(DIRECTION) Exactly as written, please set down all of the entries again, with no pictures.

::::::

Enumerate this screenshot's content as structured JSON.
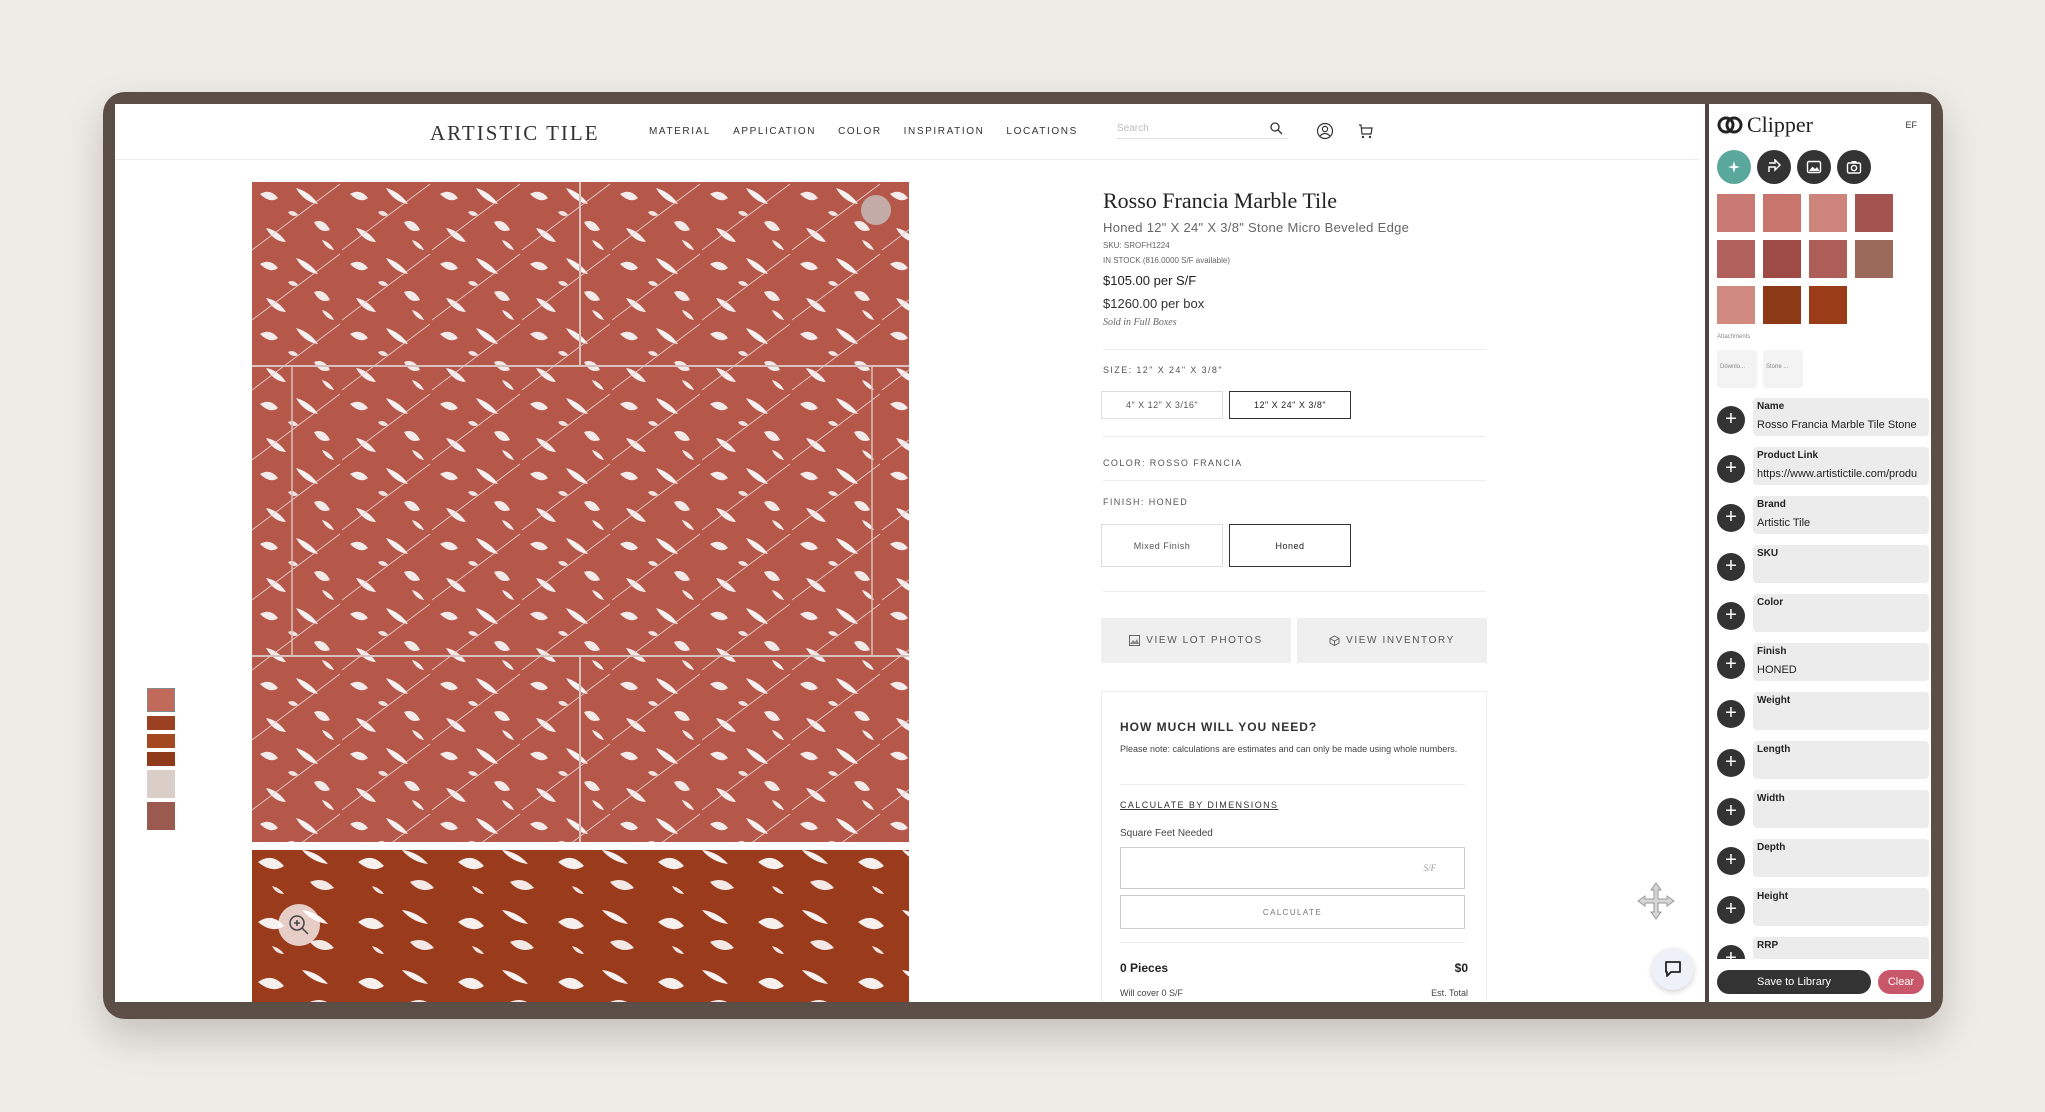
{
  "site": {
    "logo": "ARTISTIC TILE",
    "nav": [
      "MATERIAL",
      "APPLICATION",
      "COLOR",
      "INSPIRATION",
      "LOCATIONS"
    ],
    "search_placeholder": "Search"
  },
  "product": {
    "title": "Rosso Francia Marble Tile",
    "subtitle": "Honed 12\" X 24\" X 3/8\" Stone Micro Beveled Edge",
    "sku": "SKU: SROFH1224",
    "stock": "IN STOCK (816.0000 S/F available)",
    "price": "$105.00 per S/F",
    "box_price": "$1260.00 per box",
    "sold_note": "Sold in Full Boxes",
    "size_label": "SIZE: 12\" X 24\" X 3/8\"",
    "sizes": [
      {
        "label": "4\" X 12\" X 3/16\"",
        "selected": false
      },
      {
        "label": "12\" X 24\" X 3/8\"",
        "selected": true
      }
    ],
    "color_label": "COLOR: ROSSO FRANCIA",
    "finish_label": "FINISH: HONED",
    "finishes": [
      {
        "label": "Mixed Finish",
        "selected": false
      },
      {
        "label": "Honed",
        "selected": true
      }
    ],
    "lot_photos_btn": "VIEW LOT PHOTOS",
    "inventory_btn": "VIEW INVENTORY"
  },
  "calculator": {
    "heading": "HOW MUCH WILL YOU NEED?",
    "note": "Please note: calculations are estimates and can only be made using whole numbers.",
    "link": "CALCULATE BY DIMENSIONS",
    "sqft_label": "Square Feet Needed",
    "unit": "S/F",
    "calc_btn": "CALCULATE",
    "pieces": "0 Pieces",
    "total": "$0",
    "cover": "Will cover 0 S/F",
    "est": "Est. Total"
  },
  "clipper": {
    "brand": "Clipper",
    "user": "EF",
    "attachments_label": "Attachments",
    "attachments": [
      "Downlo...",
      "Stone ..."
    ],
    "fields": [
      {
        "label": "Name",
        "value": "Rosso Francia Marble Tile  Stone"
      },
      {
        "label": "Product Link",
        "value": "https://www.artistictile.com/produ"
      },
      {
        "label": "Brand",
        "value": "Artistic Tile"
      },
      {
        "label": "SKU",
        "value": ""
      },
      {
        "label": "Color",
        "value": ""
      },
      {
        "label": "Finish",
        "value": "HONED"
      },
      {
        "label": "Weight",
        "value": ""
      },
      {
        "label": "Length",
        "value": ""
      },
      {
        "label": "Width",
        "value": ""
      },
      {
        "label": "Depth",
        "value": ""
      },
      {
        "label": "Height",
        "value": ""
      },
      {
        "label": "RRP",
        "value": ""
      }
    ],
    "save_btn": "Save to Library",
    "clear_btn": "Clear"
  }
}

::::::

(OUTPUT FOR THIS TASK)
Enumerate this screenshot's content as structured JSON.
{
  "site": {
    "logo": "ARTISTIC TILE",
    "nav": [
      "MATERIAL",
      "APPLICATION",
      "COLOR",
      "INSPIRATION",
      "LOCATIONS"
    ],
    "search_placeholder": "Search"
  },
  "product": {
    "title": "Rosso Francia Marble Tile",
    "subtitle": "Honed 12\" X 24\" X 3/8\" Stone Micro Beveled Edge",
    "sku": "SKU: SROFH1224",
    "stock": "IN STOCK (816.0000 S/F available)",
    "price": "$105.00 per S/F",
    "box_price": "$1260.00 per box",
    "sold_note": "Sold in Full Boxes",
    "size_label": "SIZE: 12\" X 24\" X 3/8\"",
    "sizes": [
      {
        "label": "4\" X 12\" X 3/16\"",
        "selected": false
      },
      {
        "label": "12\" X 24\" X 3/8\"",
        "selected": true
      }
    ],
    "color_label": "COLOR: ROSSO FRANCIA",
    "finish_label": "FINISH: HONED",
    "finishes": [
      {
        "label": "Mixed Finish",
        "selected": false
      },
      {
        "label": "Honed",
        "selected": true
      }
    ],
    "lot_photos_btn": "VIEW LOT PHOTOS",
    "inventory_btn": "VIEW INVENTORY"
  },
  "calculator": {
    "heading": "HOW MUCH WILL YOU NEED?",
    "note": "Please note: calculations are estimates and can only be made using whole numbers.",
    "link": "CALCULATE BY DIMENSIONS",
    "sqft_label": "Square Feet Needed",
    "unit": "S/F",
    "calc_btn": "CALCULATE",
    "pieces": "0 Pieces",
    "total": "$0",
    "cover": "Will cover 0 S/F",
    "est": "Est. Total"
  },
  "clipper": {
    "brand": "Clipper",
    "user": "EF",
    "attachments_label": "Attachments",
    "attachments": [
      "Downlo...",
      "Stone ..."
    ],
    "fields": [
      {
        "label": "Name",
        "value": "Rosso Francia Marble Tile  Stone"
      },
      {
        "label": "Product Link",
        "value": "https://www.artistictile.com/produ"
      },
      {
        "label": "Brand",
        "value": "Artistic Tile"
      },
      {
        "label": "SKU",
        "value": ""
      },
      {
        "label": "Color",
        "value": ""
      },
      {
        "label": "Finish",
        "value": "HONED"
      },
      {
        "label": "Weight",
        "value": ""
      },
      {
        "label": "Length",
        "value": ""
      },
      {
        "label": "Width",
        "value": ""
      },
      {
        "label": "Depth",
        "value": ""
      },
      {
        "label": "Height",
        "value": ""
      },
      {
        "label": "RRP",
        "value": ""
      }
    ],
    "save_btn": "Save to Library",
    "clear_btn": "Clear"
  }
}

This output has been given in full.